◆ **Stated goal**
Go through the data below. Pull out every line that has the word "мясного".

### Material for this exercise

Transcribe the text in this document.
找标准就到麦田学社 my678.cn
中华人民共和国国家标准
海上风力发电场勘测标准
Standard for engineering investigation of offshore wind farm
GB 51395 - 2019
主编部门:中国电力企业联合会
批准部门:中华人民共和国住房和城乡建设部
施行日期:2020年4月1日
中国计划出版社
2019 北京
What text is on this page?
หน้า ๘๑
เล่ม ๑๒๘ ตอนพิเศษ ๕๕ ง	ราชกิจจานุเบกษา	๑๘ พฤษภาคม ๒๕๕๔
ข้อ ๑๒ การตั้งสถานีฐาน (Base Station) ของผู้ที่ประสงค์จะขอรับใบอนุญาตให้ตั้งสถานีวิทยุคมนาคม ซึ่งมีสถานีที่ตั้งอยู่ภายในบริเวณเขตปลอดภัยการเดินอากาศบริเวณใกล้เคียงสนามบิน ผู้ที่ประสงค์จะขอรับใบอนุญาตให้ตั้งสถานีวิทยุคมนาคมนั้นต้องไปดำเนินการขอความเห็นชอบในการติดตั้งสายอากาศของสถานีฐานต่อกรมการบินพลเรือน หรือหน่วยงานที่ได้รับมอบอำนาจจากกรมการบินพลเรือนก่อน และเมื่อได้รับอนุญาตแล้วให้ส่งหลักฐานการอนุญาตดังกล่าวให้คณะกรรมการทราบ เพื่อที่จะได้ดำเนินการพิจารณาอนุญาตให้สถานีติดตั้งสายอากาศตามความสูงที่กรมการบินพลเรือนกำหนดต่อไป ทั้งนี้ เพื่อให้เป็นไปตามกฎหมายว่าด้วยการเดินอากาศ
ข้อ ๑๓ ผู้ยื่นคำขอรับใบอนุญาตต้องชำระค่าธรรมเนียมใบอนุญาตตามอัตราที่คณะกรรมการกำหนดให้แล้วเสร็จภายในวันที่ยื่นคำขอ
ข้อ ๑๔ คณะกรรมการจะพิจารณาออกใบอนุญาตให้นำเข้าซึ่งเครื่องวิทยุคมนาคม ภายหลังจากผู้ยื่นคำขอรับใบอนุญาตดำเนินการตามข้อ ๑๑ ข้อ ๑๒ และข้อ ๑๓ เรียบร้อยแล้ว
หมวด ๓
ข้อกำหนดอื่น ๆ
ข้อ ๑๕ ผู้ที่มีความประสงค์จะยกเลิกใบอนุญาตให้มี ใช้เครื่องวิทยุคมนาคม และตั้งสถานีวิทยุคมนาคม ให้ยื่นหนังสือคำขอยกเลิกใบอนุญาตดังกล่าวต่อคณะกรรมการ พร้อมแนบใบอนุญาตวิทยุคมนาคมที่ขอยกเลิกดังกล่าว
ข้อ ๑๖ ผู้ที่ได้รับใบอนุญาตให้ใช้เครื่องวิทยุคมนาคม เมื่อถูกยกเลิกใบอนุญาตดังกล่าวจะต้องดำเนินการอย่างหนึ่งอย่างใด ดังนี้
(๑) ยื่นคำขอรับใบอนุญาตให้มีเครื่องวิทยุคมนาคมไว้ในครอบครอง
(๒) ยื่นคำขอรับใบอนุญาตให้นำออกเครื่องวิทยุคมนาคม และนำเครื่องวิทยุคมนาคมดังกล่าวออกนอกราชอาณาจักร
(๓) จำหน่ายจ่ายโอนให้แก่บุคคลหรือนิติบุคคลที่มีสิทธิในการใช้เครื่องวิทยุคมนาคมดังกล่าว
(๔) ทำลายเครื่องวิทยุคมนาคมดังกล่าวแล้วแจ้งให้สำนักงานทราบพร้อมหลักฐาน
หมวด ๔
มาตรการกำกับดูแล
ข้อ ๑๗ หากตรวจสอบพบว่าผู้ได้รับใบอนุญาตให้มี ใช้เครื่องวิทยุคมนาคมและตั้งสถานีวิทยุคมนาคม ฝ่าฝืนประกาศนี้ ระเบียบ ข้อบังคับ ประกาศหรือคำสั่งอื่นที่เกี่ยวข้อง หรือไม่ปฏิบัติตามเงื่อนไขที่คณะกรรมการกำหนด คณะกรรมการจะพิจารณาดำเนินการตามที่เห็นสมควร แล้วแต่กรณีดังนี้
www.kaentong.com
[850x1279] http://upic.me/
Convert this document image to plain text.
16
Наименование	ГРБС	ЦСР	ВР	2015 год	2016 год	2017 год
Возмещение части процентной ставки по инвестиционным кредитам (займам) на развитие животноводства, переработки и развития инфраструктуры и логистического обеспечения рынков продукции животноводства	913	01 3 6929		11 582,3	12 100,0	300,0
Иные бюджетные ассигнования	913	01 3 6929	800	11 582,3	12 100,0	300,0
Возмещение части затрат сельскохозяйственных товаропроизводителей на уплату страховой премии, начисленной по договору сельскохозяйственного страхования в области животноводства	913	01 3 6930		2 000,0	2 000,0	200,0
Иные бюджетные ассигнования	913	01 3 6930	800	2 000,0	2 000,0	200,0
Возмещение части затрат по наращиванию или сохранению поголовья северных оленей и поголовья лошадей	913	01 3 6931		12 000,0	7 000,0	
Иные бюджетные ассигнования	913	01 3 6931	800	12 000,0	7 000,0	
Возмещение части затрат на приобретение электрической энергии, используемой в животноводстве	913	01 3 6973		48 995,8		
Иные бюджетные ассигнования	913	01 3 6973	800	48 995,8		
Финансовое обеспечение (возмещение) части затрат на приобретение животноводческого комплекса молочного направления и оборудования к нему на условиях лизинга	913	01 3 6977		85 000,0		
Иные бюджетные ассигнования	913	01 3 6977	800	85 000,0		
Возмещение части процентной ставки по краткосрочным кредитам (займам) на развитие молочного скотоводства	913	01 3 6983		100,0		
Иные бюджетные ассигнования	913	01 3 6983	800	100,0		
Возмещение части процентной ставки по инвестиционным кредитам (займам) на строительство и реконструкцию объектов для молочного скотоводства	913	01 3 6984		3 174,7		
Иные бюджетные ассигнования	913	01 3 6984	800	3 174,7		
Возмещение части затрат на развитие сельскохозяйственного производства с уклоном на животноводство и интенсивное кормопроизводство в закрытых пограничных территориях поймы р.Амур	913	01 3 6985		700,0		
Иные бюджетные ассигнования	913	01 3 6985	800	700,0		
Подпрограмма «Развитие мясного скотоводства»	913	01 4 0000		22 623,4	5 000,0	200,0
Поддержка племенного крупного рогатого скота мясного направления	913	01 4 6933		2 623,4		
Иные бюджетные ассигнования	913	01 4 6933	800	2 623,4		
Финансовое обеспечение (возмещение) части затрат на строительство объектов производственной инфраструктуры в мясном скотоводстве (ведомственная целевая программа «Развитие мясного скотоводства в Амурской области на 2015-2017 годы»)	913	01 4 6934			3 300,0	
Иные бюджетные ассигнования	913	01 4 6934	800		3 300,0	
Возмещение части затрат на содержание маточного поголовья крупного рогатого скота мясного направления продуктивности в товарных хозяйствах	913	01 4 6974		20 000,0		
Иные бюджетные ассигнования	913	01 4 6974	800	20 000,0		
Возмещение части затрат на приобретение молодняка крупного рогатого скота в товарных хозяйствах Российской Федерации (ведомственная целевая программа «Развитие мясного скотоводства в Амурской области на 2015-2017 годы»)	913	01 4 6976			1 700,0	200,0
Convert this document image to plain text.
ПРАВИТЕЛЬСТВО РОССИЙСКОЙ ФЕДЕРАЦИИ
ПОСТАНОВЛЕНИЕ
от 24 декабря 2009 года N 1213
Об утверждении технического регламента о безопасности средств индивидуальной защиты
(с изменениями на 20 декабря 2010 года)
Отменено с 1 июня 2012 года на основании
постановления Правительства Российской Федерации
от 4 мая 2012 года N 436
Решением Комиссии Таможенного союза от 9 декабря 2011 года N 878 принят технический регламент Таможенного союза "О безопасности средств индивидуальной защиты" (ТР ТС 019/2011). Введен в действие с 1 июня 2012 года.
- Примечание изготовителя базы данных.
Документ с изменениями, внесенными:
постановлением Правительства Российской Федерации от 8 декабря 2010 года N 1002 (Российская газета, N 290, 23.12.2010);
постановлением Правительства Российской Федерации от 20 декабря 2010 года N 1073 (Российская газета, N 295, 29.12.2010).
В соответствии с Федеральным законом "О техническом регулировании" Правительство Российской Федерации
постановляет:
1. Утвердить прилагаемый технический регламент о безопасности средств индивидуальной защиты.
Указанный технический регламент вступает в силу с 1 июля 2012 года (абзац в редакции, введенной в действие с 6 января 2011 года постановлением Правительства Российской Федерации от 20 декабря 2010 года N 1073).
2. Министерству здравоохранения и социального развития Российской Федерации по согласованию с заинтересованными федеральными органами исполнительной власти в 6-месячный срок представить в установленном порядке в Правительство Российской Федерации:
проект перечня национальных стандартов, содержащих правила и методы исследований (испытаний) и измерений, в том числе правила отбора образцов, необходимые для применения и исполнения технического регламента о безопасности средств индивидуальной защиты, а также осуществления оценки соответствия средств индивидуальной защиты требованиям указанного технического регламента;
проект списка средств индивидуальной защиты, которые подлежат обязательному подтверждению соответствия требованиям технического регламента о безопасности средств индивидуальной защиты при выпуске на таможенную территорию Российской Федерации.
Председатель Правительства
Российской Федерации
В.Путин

######

◆ **The result**
Подпрограмма «Развитие мясного скотоводства»	913	01 4 0000		22 623,4	5 000,0	200,0
Поддержка племенного крупного рогатого скота мясного направления	913	01 4 6933		2 623,4		
Финансовое обеспечение (возмещение) части затрат на строительство объектов производственной инфраструктуры в мясном скотоводстве (ведомственная целевая программа «Развитие мясного скотоводства в Амурской области на 2015-2017 годы»)	913	01 4 6934			3 300,0	
Возмещение части затрат на содержание маточного поголовья крупного рогатого скота мясного направления продуктивности в товарных хозяйствах	913	01 4 6974		20 000,0		
Возмещение части затрат на приобретение молодняка крупного рогатого скота в товарных хозяйствах Российской Федерации (ведомственная целевая программа «Развитие мясного скотоводства в Амурской области на 2015-2017 годы»)	913	01 4 6976			1 700,0	200,0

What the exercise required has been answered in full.